* **O que fazer**:
Responda com base no trecho sobre a subsidiariedade no Direito Penal:
1. Qual conduta, segundo o trecho, "salta aos olhos" como insignificante?
2. Em que situação o Direito Penal só deve atuar?
3. Que dispositivo da Constituição Federal é citado junto ao princípio da eficiência?

* **Trecho de origem**:

· · ·

3. A subsidiariedade como baliza para a insignificância

Porém, nem sempre é possível, como o foi no exemplo acima, que se determine de plano o caráter bagatelar de uma conduta, o que acontece amiúde em casos de descaminho, crimes previdenciários e de sonegação de impostos. Salta aos olhos que o furto de um batom é conduta insignificante, mas o que dizer de um descaminho em que os produtos têm o valor total de R$ 1.000,00 ou R$ 2.000,00 ou da sonegação de R$ 500,00 de impostos? O que seria, nesses casos, lesão significativa ao bem jurídico protegido?

Para responder a essa questão, torna-se necessário recorrermos a uma decorrência lógica do princípio da fragmentariedade: o caráter subsidiário do sistema penal. De acordo com essa característica, o Direito Penal só deve atuar quando a ação dos outros ramos do ordenamento jurídico se mostrar ineficaz e insuficiente para a repressão do comportamento considerado indesejável. Sendo essa atuação suficiente a eventual resposta penal a essa conduta se torna desnecessária e desproporcional.

Nesse sentido e considerando o caráter fragmentário do Direito como um todo, vemos ocasiões em que mesmo os outros ramos do ordenamento jurídico, que não contém toda a carga sancionatória do Direito Penal, se furtam a atuar, frente ao exíguo dano aos bens jurídicos tutelados. Nestes casos, a atuação estatal, além dos já citados problemas, incorreria em grave ofensa ao princípio da eficiência (Constituição Federal, art. 37, caput) já que o dispêndio de recursos materiais e humanos seria claramente desproporcional ao ganho que se poderia obter. Junte-se a isso o exíguo número de procuradores federais e estaduais, juízes e promotores existentes que devem dar cabo inumeráveis processos (só no Supremo Tribunal Federal são milhares por ano para cada Ministro) e se verá que o caso não é só de coerência jurídica, mas também de compreender, realisticamente, as necessidades e as limitações da práxis estatal.

· · ·

* **Listagem de dados**:

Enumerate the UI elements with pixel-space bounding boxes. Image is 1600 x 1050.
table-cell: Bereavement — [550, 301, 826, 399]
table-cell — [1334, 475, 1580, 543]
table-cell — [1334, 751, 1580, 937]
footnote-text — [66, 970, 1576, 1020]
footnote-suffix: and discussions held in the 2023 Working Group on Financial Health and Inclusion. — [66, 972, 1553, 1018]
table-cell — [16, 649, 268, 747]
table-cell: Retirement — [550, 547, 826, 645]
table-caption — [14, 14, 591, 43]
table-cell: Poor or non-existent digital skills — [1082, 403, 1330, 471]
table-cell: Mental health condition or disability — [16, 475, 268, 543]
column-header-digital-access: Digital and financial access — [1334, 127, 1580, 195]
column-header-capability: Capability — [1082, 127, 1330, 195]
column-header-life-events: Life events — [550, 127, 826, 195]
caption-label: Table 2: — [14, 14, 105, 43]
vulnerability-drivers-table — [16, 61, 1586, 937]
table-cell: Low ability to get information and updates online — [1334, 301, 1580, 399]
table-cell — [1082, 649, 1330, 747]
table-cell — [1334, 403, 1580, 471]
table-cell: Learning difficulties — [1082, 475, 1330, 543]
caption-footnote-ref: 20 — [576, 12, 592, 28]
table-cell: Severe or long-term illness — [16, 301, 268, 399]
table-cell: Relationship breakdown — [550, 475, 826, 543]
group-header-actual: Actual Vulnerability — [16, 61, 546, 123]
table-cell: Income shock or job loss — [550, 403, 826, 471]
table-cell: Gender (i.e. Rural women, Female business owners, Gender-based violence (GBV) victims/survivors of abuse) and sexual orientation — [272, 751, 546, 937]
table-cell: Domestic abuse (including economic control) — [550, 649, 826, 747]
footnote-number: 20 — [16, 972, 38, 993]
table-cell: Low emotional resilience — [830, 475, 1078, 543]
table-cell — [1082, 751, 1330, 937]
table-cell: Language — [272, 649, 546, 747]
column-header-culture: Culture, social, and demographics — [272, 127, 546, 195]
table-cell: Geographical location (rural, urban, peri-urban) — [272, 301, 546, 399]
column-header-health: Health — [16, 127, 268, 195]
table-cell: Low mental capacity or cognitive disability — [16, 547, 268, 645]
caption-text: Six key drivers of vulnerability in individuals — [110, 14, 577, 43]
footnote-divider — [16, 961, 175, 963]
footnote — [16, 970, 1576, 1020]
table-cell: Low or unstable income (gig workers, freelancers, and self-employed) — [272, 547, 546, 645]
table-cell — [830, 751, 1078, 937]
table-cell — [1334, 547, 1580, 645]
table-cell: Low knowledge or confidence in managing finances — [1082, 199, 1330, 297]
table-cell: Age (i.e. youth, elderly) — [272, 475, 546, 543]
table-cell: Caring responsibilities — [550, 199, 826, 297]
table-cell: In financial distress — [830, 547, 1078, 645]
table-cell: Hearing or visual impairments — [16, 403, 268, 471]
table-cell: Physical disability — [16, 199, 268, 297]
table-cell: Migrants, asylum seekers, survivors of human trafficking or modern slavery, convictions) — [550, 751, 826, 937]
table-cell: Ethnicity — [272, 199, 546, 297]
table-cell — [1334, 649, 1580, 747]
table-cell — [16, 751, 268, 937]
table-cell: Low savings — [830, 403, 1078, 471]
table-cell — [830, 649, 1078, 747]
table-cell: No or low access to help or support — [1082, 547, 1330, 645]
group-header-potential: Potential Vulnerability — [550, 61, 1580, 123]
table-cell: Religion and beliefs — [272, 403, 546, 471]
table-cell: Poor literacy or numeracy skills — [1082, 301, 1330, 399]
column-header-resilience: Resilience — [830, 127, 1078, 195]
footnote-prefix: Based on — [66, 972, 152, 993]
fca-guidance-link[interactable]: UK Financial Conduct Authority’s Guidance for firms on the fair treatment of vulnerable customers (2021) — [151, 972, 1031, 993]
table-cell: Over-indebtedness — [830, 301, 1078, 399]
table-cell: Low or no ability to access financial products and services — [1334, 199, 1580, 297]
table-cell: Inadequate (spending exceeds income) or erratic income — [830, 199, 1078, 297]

· · ·

* **Resposta escrita**:
1. O furto de um batom.
2. Quando a ação dos outros ramos do ordenamento jurídico se mostrar ineficaz e insuficiente para a repressão do comportamento considerado indesejável.
3. O art. 37, caput.